**Directives:**
1 - Restate the forum thread on field_value_factor with a nested field, starting with "Field_value_factor on nested" and going on through "a nested structure.", substituting "relevance score" for "_score".
2 - In the forum thread on field_value_factor with a nested field, what function does the poster name as one way to smooth out big view values?

**Document section:**

Field_value_factor on nested field with dynamic mapping


(Bart) #1

I'm trying to boost the _score of documents by using the value (double) that is present in a dynamic field in a nested structure.

This is (part of) my mapping:

    {
  "_doc": {
            ...
    "dynamic": "strict",
    "properties": {
      "raw": {
        "type": "keyword",
        "index": false,
        "ignore_above": 0
      },
      "indexed": {
        "type": "text",
        "term_vector": "yes",
        "analyzer": "edge_ngram_analyzer",
        "search_analyzer": "standard",
        "fields": {
          "raw": {
            "type": "keyword",
            "index": true
          }
        }
      },
      ...
      "data": {
        "type": "nested",
        "dynamic": "strict",
        "properties": {
          "key": {"type": "keyword"},
          "name": {"type": "keyword"},
          "type": {"type": "keyword", "index": false},
          "value_string": {"type": "keyword"},
          "value_double": {"type": "double"},
          "value_boolean": {"type": "boolean"},
          "value_date": {"type": "date"}
        }
      },
      "filtered": {
        "type": "nested",
        "dynamic": "strict",
        "properties": {
          "key": {"type": "keyword"},
          "name": {"type": "keyword"},
          "value": {
            "type": "text",
            "analyzer": "folding_analyzer"
          },
          "raw": {
            "type": "text",
            "analyzer": "kw_lowercase_analyzer"
          }
        }
      }
    }
  }
}

The field is available in the nested data structure.

Here's a part of (due to char limits on this forum) example doc:

...
"_source":{
    ...
    "data":[
        {
            "key":"84f2c",
            "name":"description",
            "value_string":"Foo bar",
            "type":"string"
        },
        ...
        {
            "key":"672c5",
            "name":"views",
            "value_double":18,
            "type":"double"
        }
    ],
    "filtered":[
        {
            "key": "84f2c",
            "name": "description",
            "value": "foo bar",
            "raw": "foo bar"
        },
        ...
    ],
    "indexed":"foo bar",
    ...
}
...

The goal is to factor in views (=18 in this example) as a boosting value (through log1p for example to smoothen out big values)

Here's my (simplified) query:

{
"query": {
  "function_score": {
    "query": {
      "bool": {
        "filter": [
          {
            "term": {
              "collection_id": "5bf6f8c51cd759010c0e70d4"
            }
          }
        ],
        "must": [
          {
            "dis_max": {
              "queries": [
                {
                  "match": {
                    "indexed": {
                      "boost": 1,
                      "zero_terms_query": "all",
                      "query": "foo",
                      "minimum_should_match": "75%"
                    }
                  }
                },
                {
                  "nested": {
                    "path": "filtered",
                    "query": {
                      "bool": {
                        "must": [
                          {
                            "term": {
                              "filtered.name": {
                                "value": "description"

Data listing

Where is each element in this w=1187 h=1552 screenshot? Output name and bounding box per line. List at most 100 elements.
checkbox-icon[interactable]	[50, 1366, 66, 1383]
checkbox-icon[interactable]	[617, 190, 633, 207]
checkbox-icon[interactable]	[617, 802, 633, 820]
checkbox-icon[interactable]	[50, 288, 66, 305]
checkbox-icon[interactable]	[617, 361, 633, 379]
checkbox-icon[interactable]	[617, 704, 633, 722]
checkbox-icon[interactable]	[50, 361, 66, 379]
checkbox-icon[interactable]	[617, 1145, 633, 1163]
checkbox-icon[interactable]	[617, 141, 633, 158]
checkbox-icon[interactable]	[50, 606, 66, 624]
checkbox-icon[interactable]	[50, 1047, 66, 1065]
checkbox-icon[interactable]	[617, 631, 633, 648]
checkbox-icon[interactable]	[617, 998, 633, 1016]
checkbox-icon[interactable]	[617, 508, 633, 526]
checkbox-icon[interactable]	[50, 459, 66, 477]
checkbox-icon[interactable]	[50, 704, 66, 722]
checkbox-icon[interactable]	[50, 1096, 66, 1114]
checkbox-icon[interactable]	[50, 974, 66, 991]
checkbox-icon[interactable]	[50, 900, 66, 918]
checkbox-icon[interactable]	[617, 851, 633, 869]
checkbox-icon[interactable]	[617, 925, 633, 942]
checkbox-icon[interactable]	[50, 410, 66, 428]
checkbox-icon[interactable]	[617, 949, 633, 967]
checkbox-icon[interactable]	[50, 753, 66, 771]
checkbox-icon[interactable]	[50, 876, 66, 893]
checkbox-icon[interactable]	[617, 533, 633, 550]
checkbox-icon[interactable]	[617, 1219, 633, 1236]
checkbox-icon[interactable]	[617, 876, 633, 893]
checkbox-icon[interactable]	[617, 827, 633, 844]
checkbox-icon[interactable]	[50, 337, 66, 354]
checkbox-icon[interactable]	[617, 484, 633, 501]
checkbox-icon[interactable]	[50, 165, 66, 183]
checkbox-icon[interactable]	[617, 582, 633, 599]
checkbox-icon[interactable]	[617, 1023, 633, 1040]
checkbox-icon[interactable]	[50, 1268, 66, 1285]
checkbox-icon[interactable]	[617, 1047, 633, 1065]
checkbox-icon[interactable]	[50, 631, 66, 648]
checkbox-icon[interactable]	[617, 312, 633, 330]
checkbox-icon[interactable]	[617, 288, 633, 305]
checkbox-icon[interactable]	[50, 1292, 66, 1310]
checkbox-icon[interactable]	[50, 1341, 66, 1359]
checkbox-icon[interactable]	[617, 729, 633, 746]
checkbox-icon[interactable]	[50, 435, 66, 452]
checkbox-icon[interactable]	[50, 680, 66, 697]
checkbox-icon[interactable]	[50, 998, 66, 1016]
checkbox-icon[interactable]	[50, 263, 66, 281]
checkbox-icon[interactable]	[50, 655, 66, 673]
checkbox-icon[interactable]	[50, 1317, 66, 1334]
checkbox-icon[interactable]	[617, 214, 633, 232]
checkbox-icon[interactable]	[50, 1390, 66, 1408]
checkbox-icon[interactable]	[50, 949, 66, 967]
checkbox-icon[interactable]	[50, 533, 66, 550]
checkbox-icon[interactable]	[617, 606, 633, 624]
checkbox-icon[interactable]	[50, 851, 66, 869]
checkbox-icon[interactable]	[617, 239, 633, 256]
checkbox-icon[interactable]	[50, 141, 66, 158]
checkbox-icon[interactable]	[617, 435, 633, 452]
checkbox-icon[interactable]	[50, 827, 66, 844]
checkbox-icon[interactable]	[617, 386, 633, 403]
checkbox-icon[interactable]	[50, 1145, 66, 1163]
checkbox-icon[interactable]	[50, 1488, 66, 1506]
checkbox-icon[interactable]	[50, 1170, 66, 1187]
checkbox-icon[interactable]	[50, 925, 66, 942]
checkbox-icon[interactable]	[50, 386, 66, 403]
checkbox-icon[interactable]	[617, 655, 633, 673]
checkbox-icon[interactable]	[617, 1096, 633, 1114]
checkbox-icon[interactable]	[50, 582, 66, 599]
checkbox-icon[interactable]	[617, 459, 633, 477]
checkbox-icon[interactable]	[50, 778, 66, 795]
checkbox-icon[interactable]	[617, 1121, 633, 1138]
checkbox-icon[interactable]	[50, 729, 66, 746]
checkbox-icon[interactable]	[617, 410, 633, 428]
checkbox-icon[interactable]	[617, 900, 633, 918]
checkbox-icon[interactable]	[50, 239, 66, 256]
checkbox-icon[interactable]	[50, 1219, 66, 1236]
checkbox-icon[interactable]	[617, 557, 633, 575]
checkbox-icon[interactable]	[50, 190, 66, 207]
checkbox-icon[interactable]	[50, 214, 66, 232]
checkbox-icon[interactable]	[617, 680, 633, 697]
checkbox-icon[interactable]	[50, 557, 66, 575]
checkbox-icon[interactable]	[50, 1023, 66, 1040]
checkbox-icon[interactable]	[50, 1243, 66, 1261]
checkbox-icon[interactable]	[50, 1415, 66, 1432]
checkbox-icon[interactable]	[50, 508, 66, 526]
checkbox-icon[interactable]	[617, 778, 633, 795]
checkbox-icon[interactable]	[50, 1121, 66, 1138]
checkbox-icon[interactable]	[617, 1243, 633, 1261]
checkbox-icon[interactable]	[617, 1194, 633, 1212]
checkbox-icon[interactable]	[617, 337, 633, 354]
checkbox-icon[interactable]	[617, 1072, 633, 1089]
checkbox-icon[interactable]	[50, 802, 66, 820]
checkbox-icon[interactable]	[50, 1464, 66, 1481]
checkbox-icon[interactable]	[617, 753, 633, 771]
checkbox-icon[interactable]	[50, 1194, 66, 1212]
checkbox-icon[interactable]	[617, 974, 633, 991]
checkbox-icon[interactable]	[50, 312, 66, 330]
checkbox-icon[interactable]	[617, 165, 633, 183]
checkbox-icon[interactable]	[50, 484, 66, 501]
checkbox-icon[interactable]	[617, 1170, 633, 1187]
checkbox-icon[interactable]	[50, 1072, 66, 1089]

---

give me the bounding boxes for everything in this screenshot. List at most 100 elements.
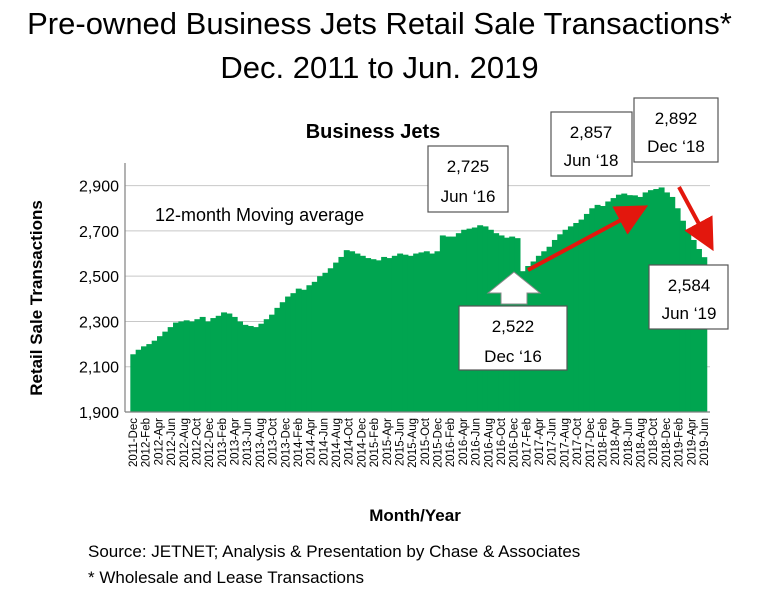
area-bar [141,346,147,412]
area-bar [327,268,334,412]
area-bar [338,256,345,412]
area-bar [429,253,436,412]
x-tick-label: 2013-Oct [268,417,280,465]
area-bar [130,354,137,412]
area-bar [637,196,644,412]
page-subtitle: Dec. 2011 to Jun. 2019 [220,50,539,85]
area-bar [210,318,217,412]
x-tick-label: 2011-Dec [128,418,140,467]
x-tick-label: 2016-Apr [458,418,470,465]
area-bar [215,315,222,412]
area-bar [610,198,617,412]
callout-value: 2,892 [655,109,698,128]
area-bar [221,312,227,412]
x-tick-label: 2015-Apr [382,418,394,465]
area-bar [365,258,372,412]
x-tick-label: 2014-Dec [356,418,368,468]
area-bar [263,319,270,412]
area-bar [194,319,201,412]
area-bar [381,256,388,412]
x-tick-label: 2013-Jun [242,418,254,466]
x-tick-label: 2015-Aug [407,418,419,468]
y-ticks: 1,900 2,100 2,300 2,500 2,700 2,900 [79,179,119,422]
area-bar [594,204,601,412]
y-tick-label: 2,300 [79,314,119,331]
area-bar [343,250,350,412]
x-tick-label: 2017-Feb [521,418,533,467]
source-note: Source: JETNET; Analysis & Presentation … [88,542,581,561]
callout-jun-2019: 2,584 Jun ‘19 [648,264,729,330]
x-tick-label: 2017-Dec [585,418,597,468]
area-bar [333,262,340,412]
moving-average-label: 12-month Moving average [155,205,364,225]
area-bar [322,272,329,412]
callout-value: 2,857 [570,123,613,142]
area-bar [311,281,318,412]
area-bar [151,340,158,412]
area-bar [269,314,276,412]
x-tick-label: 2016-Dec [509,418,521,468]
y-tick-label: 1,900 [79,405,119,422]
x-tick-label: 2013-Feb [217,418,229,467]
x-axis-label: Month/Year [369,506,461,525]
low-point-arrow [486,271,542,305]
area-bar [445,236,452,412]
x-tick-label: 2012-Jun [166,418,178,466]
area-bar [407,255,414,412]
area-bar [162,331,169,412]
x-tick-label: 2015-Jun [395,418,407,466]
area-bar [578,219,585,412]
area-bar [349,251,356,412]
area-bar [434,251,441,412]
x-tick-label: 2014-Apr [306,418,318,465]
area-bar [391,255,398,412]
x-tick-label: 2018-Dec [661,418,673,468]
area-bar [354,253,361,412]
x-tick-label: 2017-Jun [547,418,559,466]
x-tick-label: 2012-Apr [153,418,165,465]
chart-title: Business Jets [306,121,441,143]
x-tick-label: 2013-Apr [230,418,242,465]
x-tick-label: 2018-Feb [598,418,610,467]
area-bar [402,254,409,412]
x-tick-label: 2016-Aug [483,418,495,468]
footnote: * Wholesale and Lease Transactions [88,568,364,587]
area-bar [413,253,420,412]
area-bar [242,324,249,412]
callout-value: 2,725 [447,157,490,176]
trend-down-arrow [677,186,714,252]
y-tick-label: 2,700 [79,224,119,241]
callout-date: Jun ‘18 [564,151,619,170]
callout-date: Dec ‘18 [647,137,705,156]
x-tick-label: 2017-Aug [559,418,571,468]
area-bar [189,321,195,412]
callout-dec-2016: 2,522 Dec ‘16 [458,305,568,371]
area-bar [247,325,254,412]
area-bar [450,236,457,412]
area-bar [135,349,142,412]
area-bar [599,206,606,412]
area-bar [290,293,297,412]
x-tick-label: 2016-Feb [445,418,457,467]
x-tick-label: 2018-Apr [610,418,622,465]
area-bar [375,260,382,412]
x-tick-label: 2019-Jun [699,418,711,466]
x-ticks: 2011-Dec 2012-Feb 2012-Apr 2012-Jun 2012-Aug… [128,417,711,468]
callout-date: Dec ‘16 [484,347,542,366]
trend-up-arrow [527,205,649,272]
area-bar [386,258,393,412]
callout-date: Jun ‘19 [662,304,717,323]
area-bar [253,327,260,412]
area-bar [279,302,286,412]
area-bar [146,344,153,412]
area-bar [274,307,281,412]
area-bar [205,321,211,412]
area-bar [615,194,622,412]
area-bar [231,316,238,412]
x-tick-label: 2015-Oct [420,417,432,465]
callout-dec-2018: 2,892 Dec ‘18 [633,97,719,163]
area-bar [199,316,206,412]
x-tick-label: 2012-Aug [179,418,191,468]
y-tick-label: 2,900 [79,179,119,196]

==

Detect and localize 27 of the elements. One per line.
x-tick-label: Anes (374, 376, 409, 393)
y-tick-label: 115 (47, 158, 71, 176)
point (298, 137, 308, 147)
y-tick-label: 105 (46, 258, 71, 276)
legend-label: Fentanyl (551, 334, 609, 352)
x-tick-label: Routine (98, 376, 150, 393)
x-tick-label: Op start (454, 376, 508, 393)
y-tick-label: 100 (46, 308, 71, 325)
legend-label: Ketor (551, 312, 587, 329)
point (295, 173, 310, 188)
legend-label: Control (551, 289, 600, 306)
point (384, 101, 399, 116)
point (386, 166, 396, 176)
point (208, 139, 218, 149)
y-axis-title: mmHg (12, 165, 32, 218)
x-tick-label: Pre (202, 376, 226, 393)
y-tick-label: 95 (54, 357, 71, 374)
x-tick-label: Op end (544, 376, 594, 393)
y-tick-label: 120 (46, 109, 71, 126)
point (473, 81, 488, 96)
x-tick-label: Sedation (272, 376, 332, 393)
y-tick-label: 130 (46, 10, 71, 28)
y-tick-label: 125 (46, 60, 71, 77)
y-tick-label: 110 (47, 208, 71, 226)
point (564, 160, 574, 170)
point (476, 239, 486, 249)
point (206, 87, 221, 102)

**Answers to the exercise:**
1 -
Field_value_factor on nested field with dynamic mapping


(Bart) #1

I'm trying to boost the relevance score of documents by using the value (double) that is present in a dynamic field in a nested structure.

2 - log1p